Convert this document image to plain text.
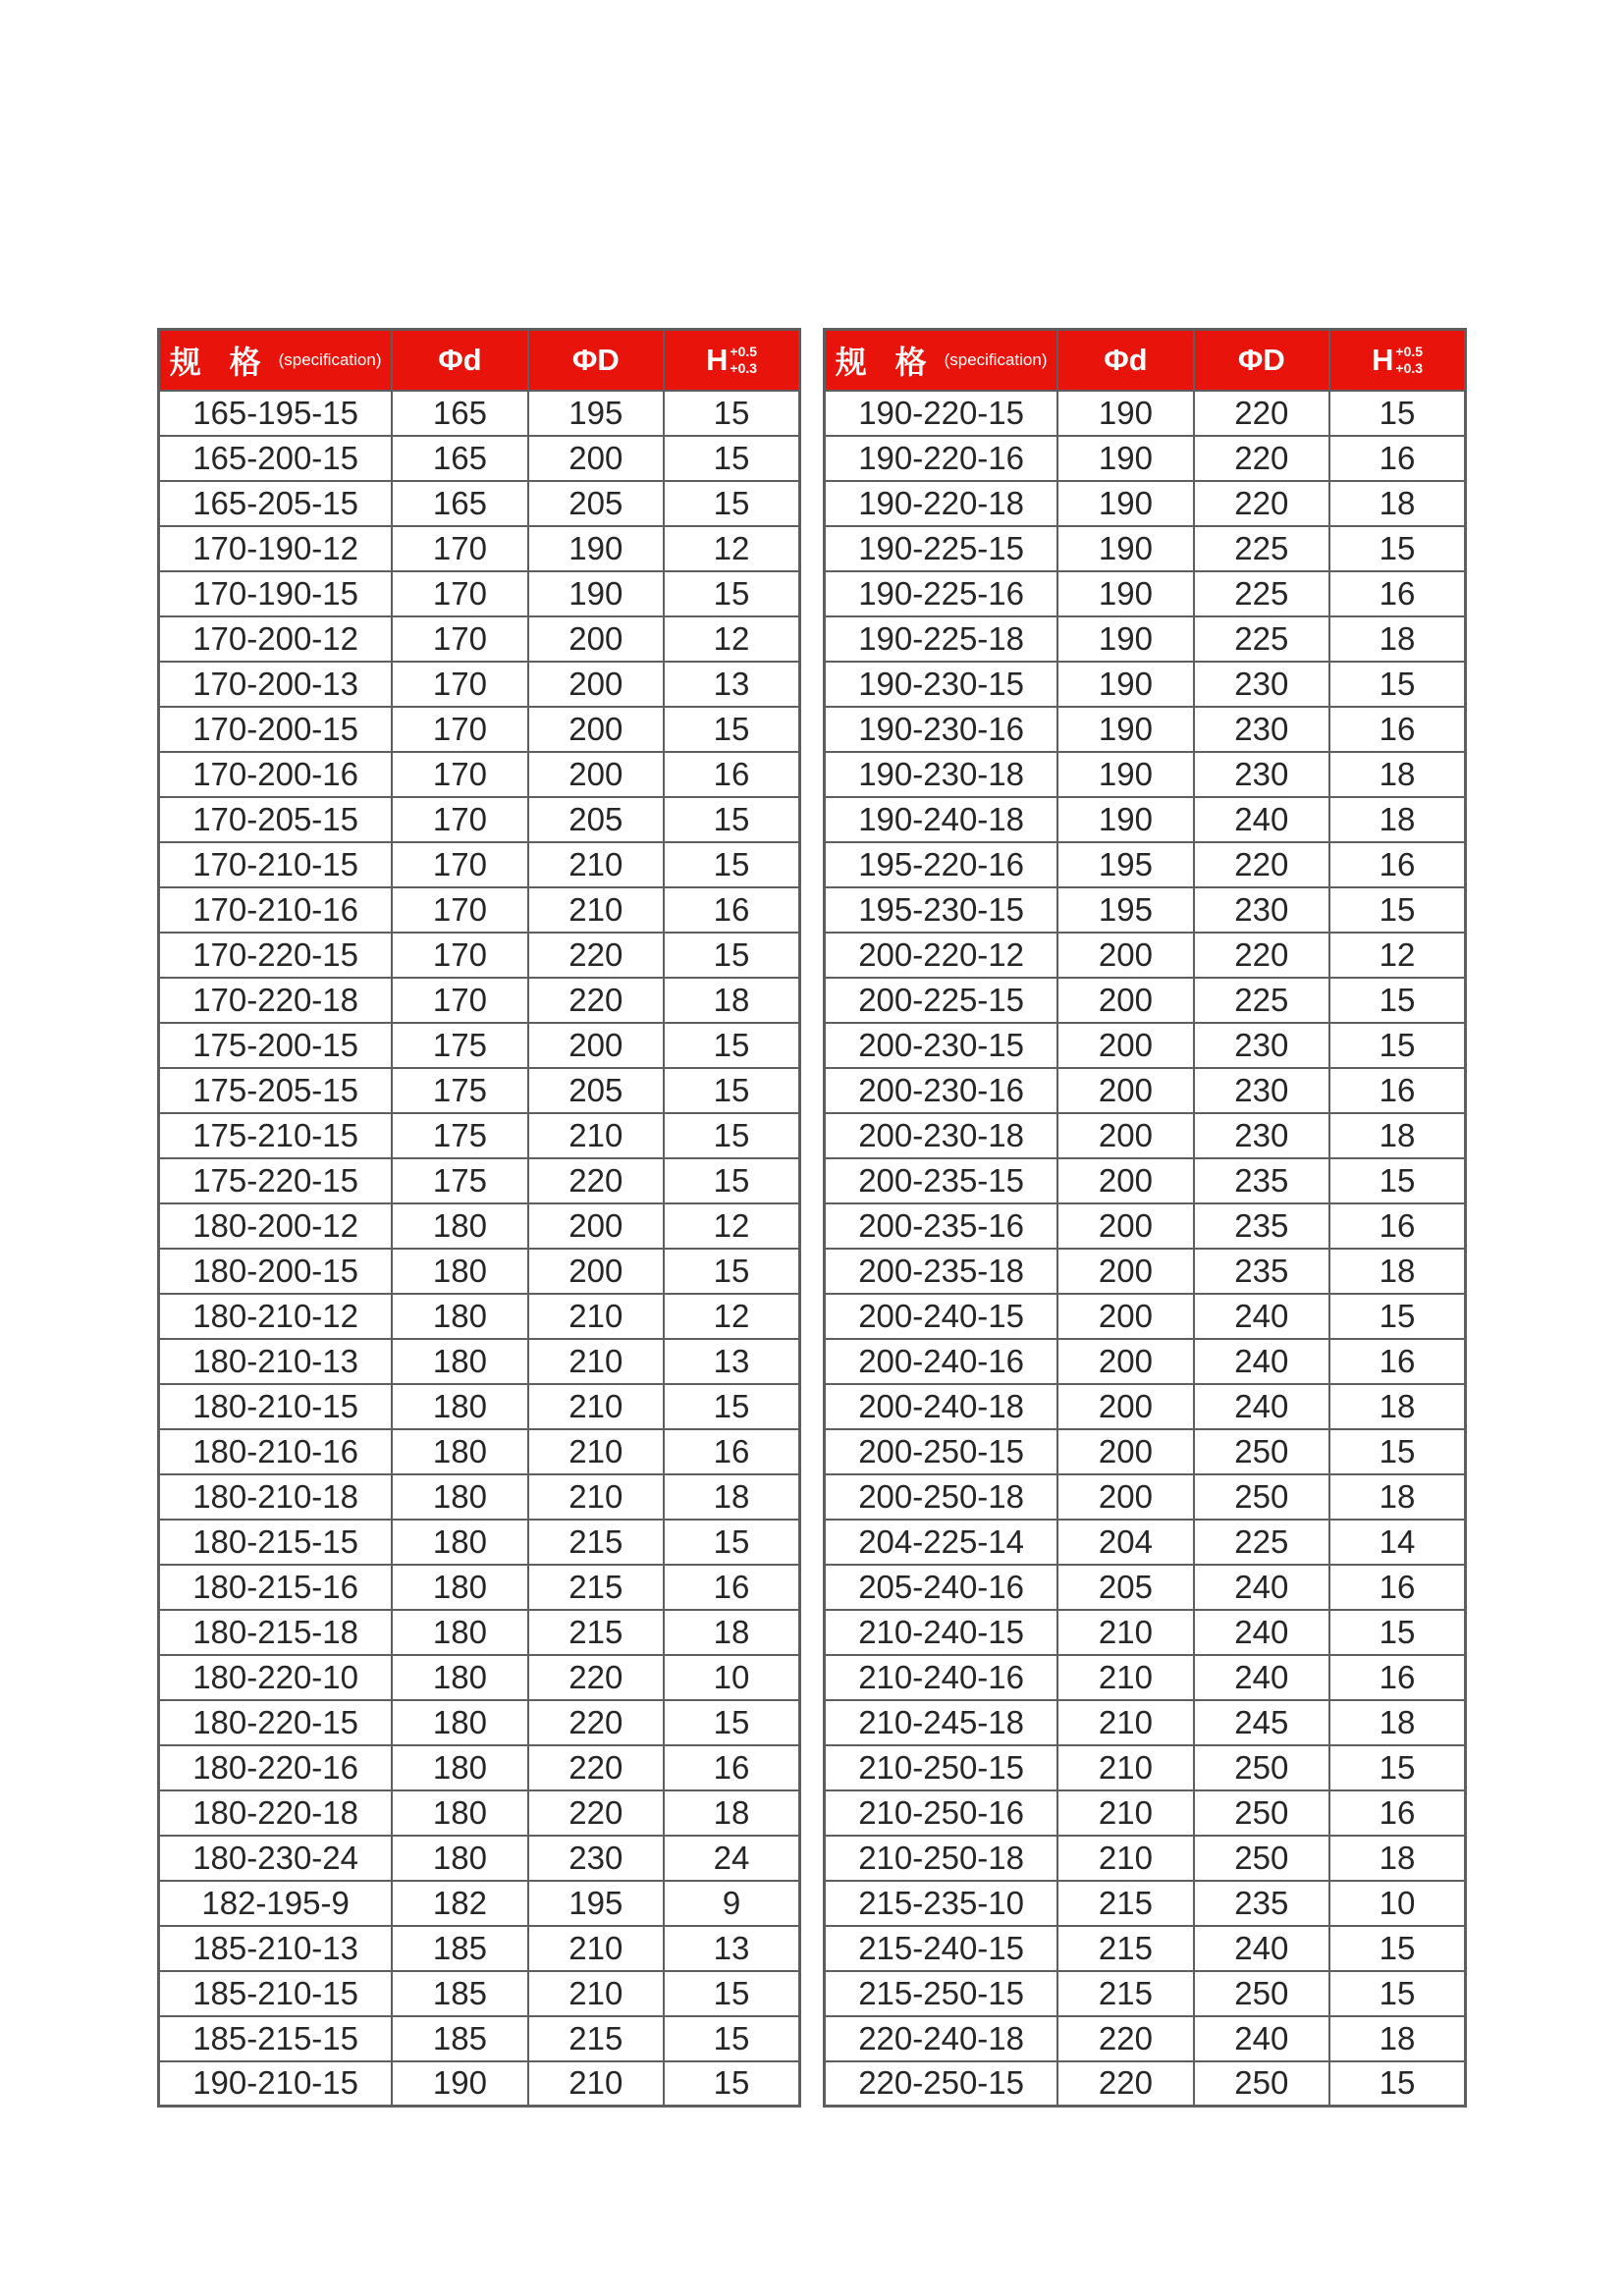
规 格 (specification)	Φd	ΦD	H +0.5
+0.3

165-195-15	165	195	15
165-200-15	165	200	15
165-205-15	165	205	15
170-190-12	170	190	12
170-190-15	170	190	15
170-200-12	170	200	12
170-200-13	170	200	13
170-200-15	170	200	15
170-200-16	170	200	16
170-205-15	170	205	15
170-210-15	170	210	15
170-210-16	170	210	16
170-220-15	170	220	15
170-220-18	170	220	18
175-200-15	175	200	15
175-205-15	175	205	15
175-210-15	175	210	15
175-220-15	175	220	15
180-200-12	180	200	12
180-200-15	180	200	15
180-210-12	180	210	12
180-210-13	180	210	13
180-210-15	180	210	15
180-210-16	180	210	16
180-210-18	180	210	18
180-215-15	180	215	15
180-215-16	180	215	16
180-215-18	180	215	18
180-220-10	180	220	10
180-220-15	180	220	15
180-220-16	180	220	16
180-220-18	180	220	18
180-230-24	180	230	24
182-195-9	182	195	9
185-210-13	185	210	13
185-210-15	185	210	15
185-215-15	185	215	15
190-210-15	190	210	15
规 格 (specification)	Φd	ΦD	H +0.5
+0.3

190-220-15	190	220	15
190-220-16	190	220	16
190-220-18	190	220	18
190-225-15	190	225	15
190-225-16	190	225	16
190-225-18	190	225	18
190-230-15	190	230	15
190-230-16	190	230	16
190-230-18	190	230	18
190-240-18	190	240	18
195-220-16	195	220	16
195-230-15	195	230	15
200-220-12	200	220	12
200-225-15	200	225	15
200-230-15	200	230	15
200-230-16	200	230	16
200-230-18	200	230	18
200-235-15	200	235	15
200-235-16	200	235	16
200-235-18	200	235	18
200-240-15	200	240	15
200-240-16	200	240	16
200-240-18	200	240	18
200-250-15	200	250	15
200-250-18	200	250	18
204-225-14	204	225	14
205-240-16	205	240	16
210-240-15	210	240	15
210-240-16	210	240	16
210-245-18	210	245	18
210-250-15	210	250	15
210-250-16	210	250	16
210-250-18	210	250	18
215-235-10	215	235	10
215-240-15	215	240	15
215-250-15	215	250	15
220-240-18	220	240	18
220-250-15	220	250	15
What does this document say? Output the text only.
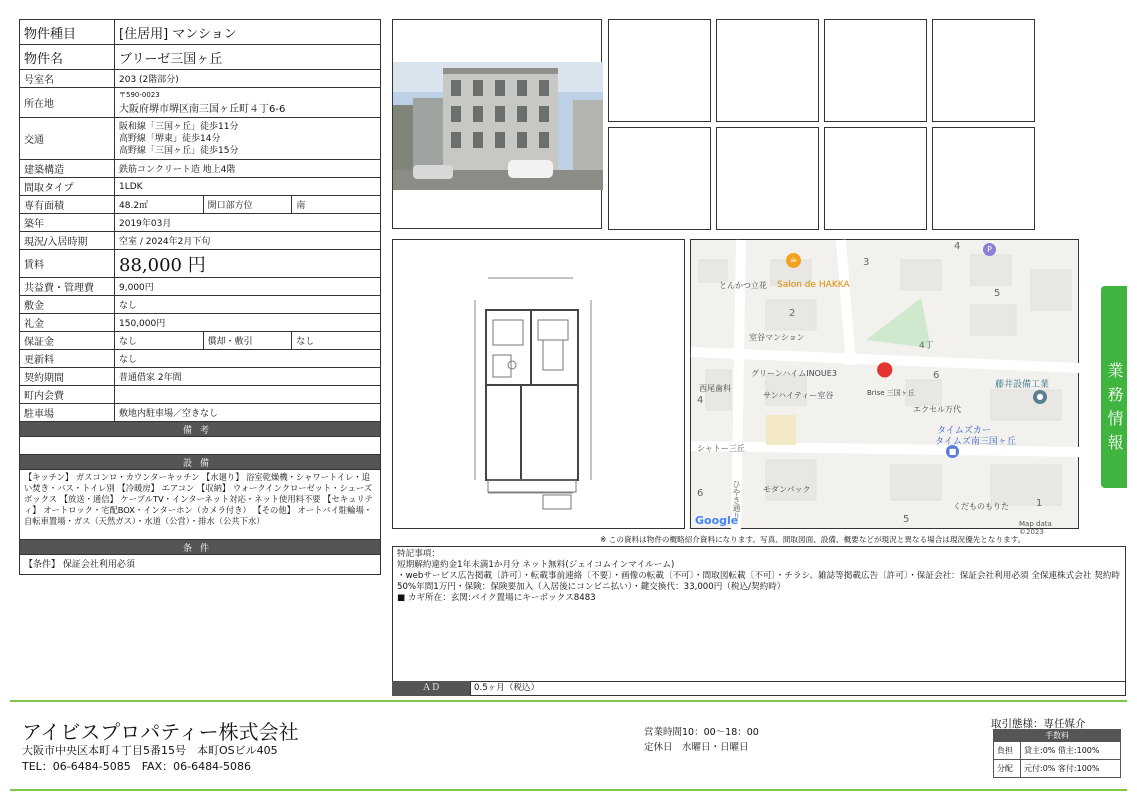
物件種目	[住居用] マンション		
物件名	ブリーゼ三国ヶ丘		
号室名	203 (2階部分)		
所在地	〒590-0023
大阪府堺市堺区南三国ヶ丘町４丁6-6		

交通	阪和線「三国ヶ丘」徒歩11分
高野線「堺東」徒歩14分
高野線「三国ヶ丘」徒歩15分		

建築構造	鉄筋コンクリート造 地上4階		
間取タイプ	1LDK		
専有面積	48.2㎡	開口部方位	南
築年	2019年03月		
現況/入居時期	空室 / 2024年2月下旬		
賃料	88,000 円		
共益費・管理費	9,000円		
敷金	なし		
礼金	150,000円		
保証金	なし	償却・敷引	なし
更新料	なし		
契約期間	普通借家 2年間		
町内会費			
駐車場	敷地内駐車場／空きなし		
備考			

設備			
【キッチン】 ガスコンロ・カウンターキッチン 【水廻り】 浴室乾燥機・シャワートイレ・追い焚き・バス・トイレ別 【冷暖房】 エアコン 【収納】 ウォークインクローゼット・シューズボックス 【放送・通信】 ケーブルTV・インターネット対応・ネット使用料不要 【セキュリティ】 オートロック・宅配BOX・インターホン（カメラ付き） 【その他】 オートバイ駐輪場・自転車置場・ガス（天然ガス）・水道（公営）・排水（公共下水）			
条件			
【条件】 保証会社利用必須			
☕
P
●
●
■
とんかつ立花 Salon de HAKKA
室谷マンション
グリーンハイムINOUE3
Brise 三国ヶ丘
藤井設備工業
西尾歯科
サンハイティー室谷
エクセル万代
タイムズカー
タイムズ南三国ヶ丘
シャトー三丘
モダンパック
くだものもりた
Map data ©2023
Google
4
3
5
2
4丁
6
4
6
1
5
ひやき通り
※ この資料は物件の概略紹介資料になります。写真、間取図面、設備、概要などが現況と異なる場合は現況優先となります。
特記事項：
短期解約違約金1年未満1か月分 ネット無料(ジェイコムインマイルーム)
・webサービス広告掲載〔許可〕・転載事前連絡〔不要〕・画像の転載〔不可〕・間取図転載〔不可〕・チラシ、雑誌等掲載広告〔許可〕・保証会社：保証会社利用必須 全保連株式会社 契約時50%年間1万円・保険：保険要加入（入居後にコンビニ払い）・鍵交換代：33,000円（税込/契約時）
■ カギ所在：玄関:バイク置場にキーボックス8483
ＡＤ	0.5ヶ月（税込）
業務情報
アイビスプロパティー株式会社
大阪市中央区本町４丁目5番15号　本町OSビル405
TEL：06-6484-5085　FAX：06-6484-5086
営業時間10：00～18：00
定休日　水曜日・日曜日
取引態様：専任媒介
手数料	
負担	貸主:0% 借主:100%
分配	元付:0% 客付:100%
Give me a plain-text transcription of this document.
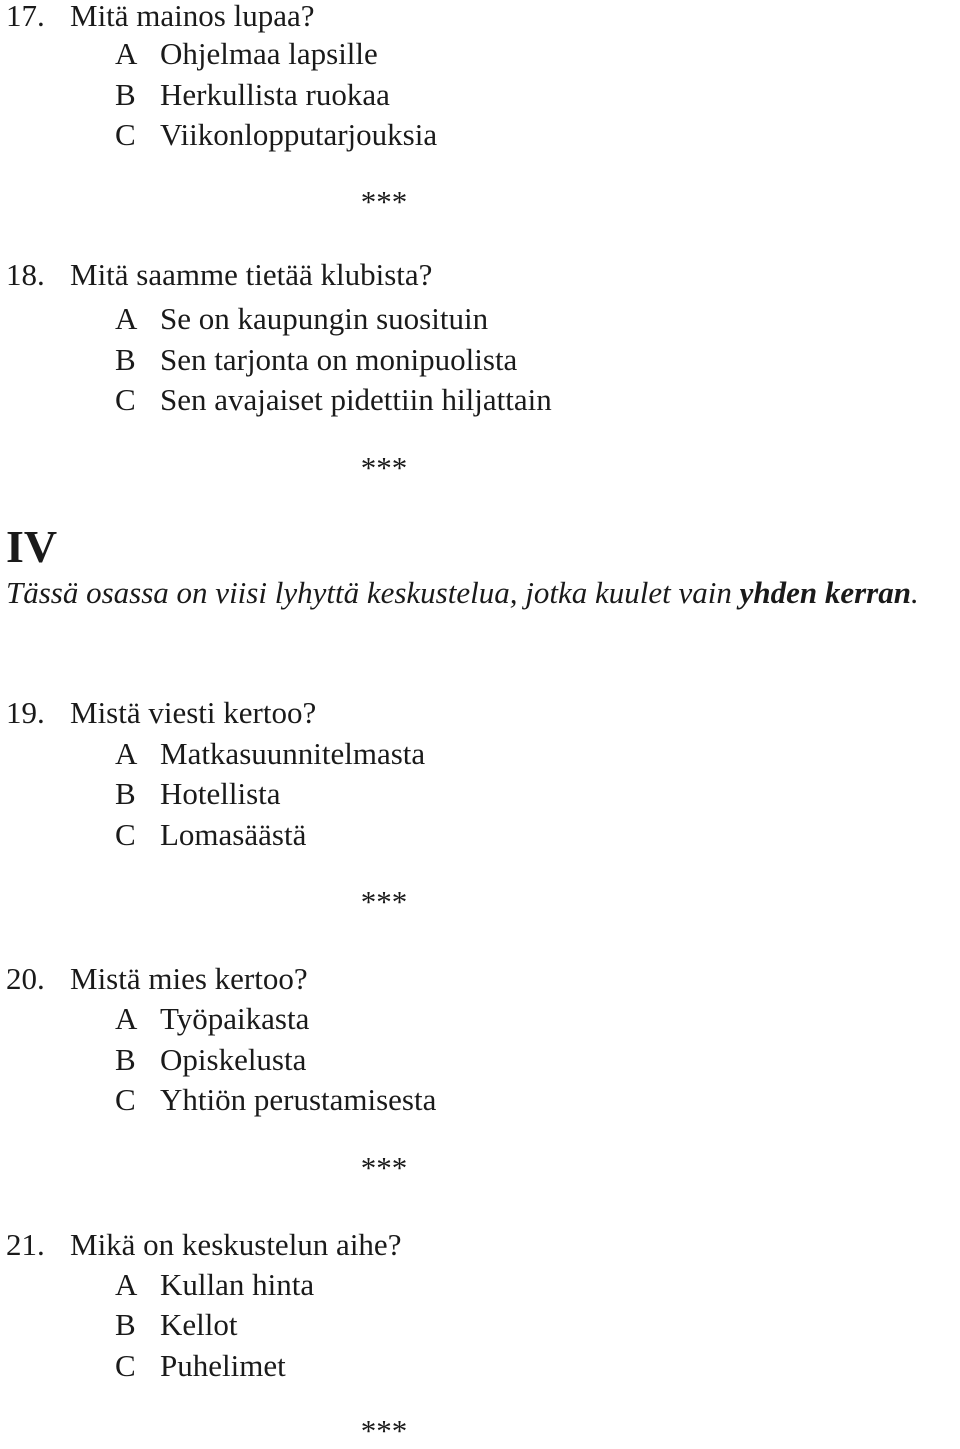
17. Mitä mainos lupaa?
A Ohjelmaa lapsille
B Herkullista ruokaa
C Viikonlopputarjouksia
***
18. Mitä saamme tietää klubista?
A Se on kaupungin suosituin
B Sen tarjonta on monipuolista
C Sen avajaiset pidettiin hiljattain
***
IV
Tässä osassa on viisi lyhyttä keskustelua, jotka kuulet vain yhden kerran.
19. Mistä viesti kertoo?
A Matkasuunnitelmasta
B Hotellista
C Lomasäästä
***
20. Mistä mies kertoo?
A Työpaikasta
B Opiskelusta
C Yhtiön perustamisesta
***
21. Mikä on keskustelun aihe?
A Kullan hinta
B Kellot
C Puhelimet
***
________________________
--- Exercise prompt ---
Above are records with pictures; repeat the records exactly and leave the pictures out.

--- Output for this task ---
Convert this document image to plain text.
规 格 (specification)	Φd	ΦD	H +0.5
+0.3

165-195-15	165	195	15
165-200-15	165	200	15
165-205-15	165	205	15
170-190-12	170	190	12
170-190-15	170	190	15
170-200-12	170	200	12
170-200-13	170	200	13
170-200-15	170	200	15
170-200-16	170	200	16
170-205-15	170	205	15
170-210-15	170	210	15
170-210-16	170	210	16
170-220-15	170	220	15
170-220-18	170	220	18
175-200-15	175	200	15
175-205-15	175	205	15
175-210-15	175	210	15
175-220-15	175	220	15
180-200-12	180	200	12
180-200-15	180	200	15
180-210-12	180	210	12
180-210-13	180	210	13
180-210-15	180	210	15
180-210-16	180	210	16
180-210-18	180	210	18
180-215-15	180	215	15
180-215-16	180	215	16
180-215-18	180	215	18
180-220-10	180	220	10
180-220-15	180	220	15
180-220-16	180	220	16
180-220-18	180	220	18
180-230-24	180	230	24
182-195-9	182	195	9
185-210-13	185	210	13
185-210-15	185	210	15
185-215-15	185	215	15
190-210-15	190	210	15
规 格 (specification)	Φd	ΦD	H +0.5
+0.3

190-220-15	190	220	15
190-220-16	190	220	16
190-220-18	190	220	18
190-225-15	190	225	15
190-225-16	190	225	16
190-225-18	190	225	18
190-230-15	190	230	15
190-230-16	190	230	16
190-230-18	190	230	18
190-240-18	190	240	18
195-220-16	195	220	16
195-230-15	195	230	15
200-220-12	200	220	12
200-225-15	200	225	15
200-230-15	200	230	15
200-230-16	200	230	16
200-230-18	200	230	18
200-235-15	200	235	15
200-235-16	200	235	16
200-235-18	200	235	18
200-240-15	200	240	15
200-240-16	200	240	16
200-240-18	200	240	18
200-250-15	200	250	15
200-250-18	200	250	18
204-225-14	204	225	14
205-240-16	205	240	16
210-240-15	210	240	15
210-240-16	210	240	16
210-245-18	210	245	18
210-250-15	210	250	15
210-250-16	210	250	16
210-250-18	210	250	18
215-235-10	215	235	10
215-240-15	215	240	15
215-250-15	215	250	15
220-240-18	220	240	18
220-250-15	220	250	15
What does this document say? Output the text only.
物件種目	[住居用] マンション		
物件名	ブリーゼ三国ヶ丘		
号室名	203 (2階部分)		
所在地	〒590-0023
大阪府堺市堺区南三国ヶ丘町４丁6-6		

交通	阪和線「三国ヶ丘」徒歩11分
高野線「堺東」徒歩14分
高野線「三国ヶ丘」徒歩15分		

建築構造	鉄筋コンクリート造 地上4階		
間取タイプ	1LDK		
専有面積	48.2㎡	開口部方位	南
築年	2019年03月		
現況/入居時期	空室 / 2024年2月下旬		
賃料	88,000 円		
共益費・管理費	9,000円		
敷金	なし		
礼金	150,000円		
保証金	なし	償却・敷引	なし
更新料	なし		
契約期間	普通借家 2年間		
町内会費			
駐車場	敷地内駐車場／空きなし		
備考			

設備			
【キッチン】 ガスコンロ・カウンターキッチン 【水廻り】 浴室乾燥機・シャワートイレ・追い焚き・バス・トイレ別 【冷暖房】 エアコン 【収納】 ウォークインクローゼット・シューズボックス 【放送・通信】 ケーブルTV・インターネット対応・ネット使用料不要 【セキュリティ】 オートロック・宅配BOX・インターホン（カメラ付き） 【その他】 オートバイ駐輪場・自転車置場・ガス（天然ガス）・水道（公営）・排水（公共下水）			
条件			
【条件】 保証会社利用必須			
☕
P
●
●
■
とんかつ立花 Salon de HAKKA
室谷マンション
グリーンハイムINOUE3
Brise 三国ヶ丘
藤井設備工業
西尾歯科
サンハイティー室谷
エクセル万代
タイムズカー
タイムズ南三国ヶ丘
シャトー三丘
モダンパック
くだものもりた
Map data ©2023
Google
4
3
5
2
4丁
6
4
6
1
5
ひやき通り
※ この資料は物件の概略紹介資料になります。写真、間取図面、設備、概要などが現況と異なる場合は現況優先となります。
特記事項：
短期解約違約金1年未満1か月分 ネット無料(ジェイコムインマイルーム)
・webサービス広告掲載〔許可〕・転載事前連絡〔不要〕・画像の転載〔不可〕・間取図転載〔不可〕・チラシ、雑誌等掲載広告〔許可〕・保証会社：保証会社利用必須 全保連株式会社 契約時50%年間1万円・保険：保険要加入（入居後にコンビニ払い）・鍵交換代：33,000円（税込/契約時）
■ カギ所在：玄関:バイク置場にキーボックス8483
ＡＤ	0.5ヶ月（税込）
業務情報
アイビスプロパティー株式会社
大阪市中央区本町４丁目5番15号　本町OSビル405
TEL：06-6484-5085　FAX：06-6484-5086
営業時間10：00～18：00
定休日　水曜日・日曜日
取引態様：専任媒介
手数料	
負担	貸主:0% 借主:100%
分配	元付:0% 客付:100%
Give me a plain-text transcription of this document.
17. Mitä mainos lupaa?
A Ohjelmaa lapsille
B Herkullista ruokaa
C Viikonlopputarjouksia
***
18. Mitä saamme tietää klubista?
A Se on kaupungin suosituin
B Sen tarjonta on monipuolista
C Sen avajaiset pidettiin hiljattain
***
IV
Tässä osassa on viisi lyhyttä keskustelua, jotka kuulet vain yhden kerran.
19. Mistä viesti kertoo?
A Matkasuunnitelmasta
B Hotellista
C Lomasäästä
***
20. Mistä mies kertoo?
A Työpaikasta
B Opiskelusta
C Yhtiön perustamisesta
***
21. Mikä on keskustelun aihe?
A Kullan hinta
B Kellot
C Puhelimet
***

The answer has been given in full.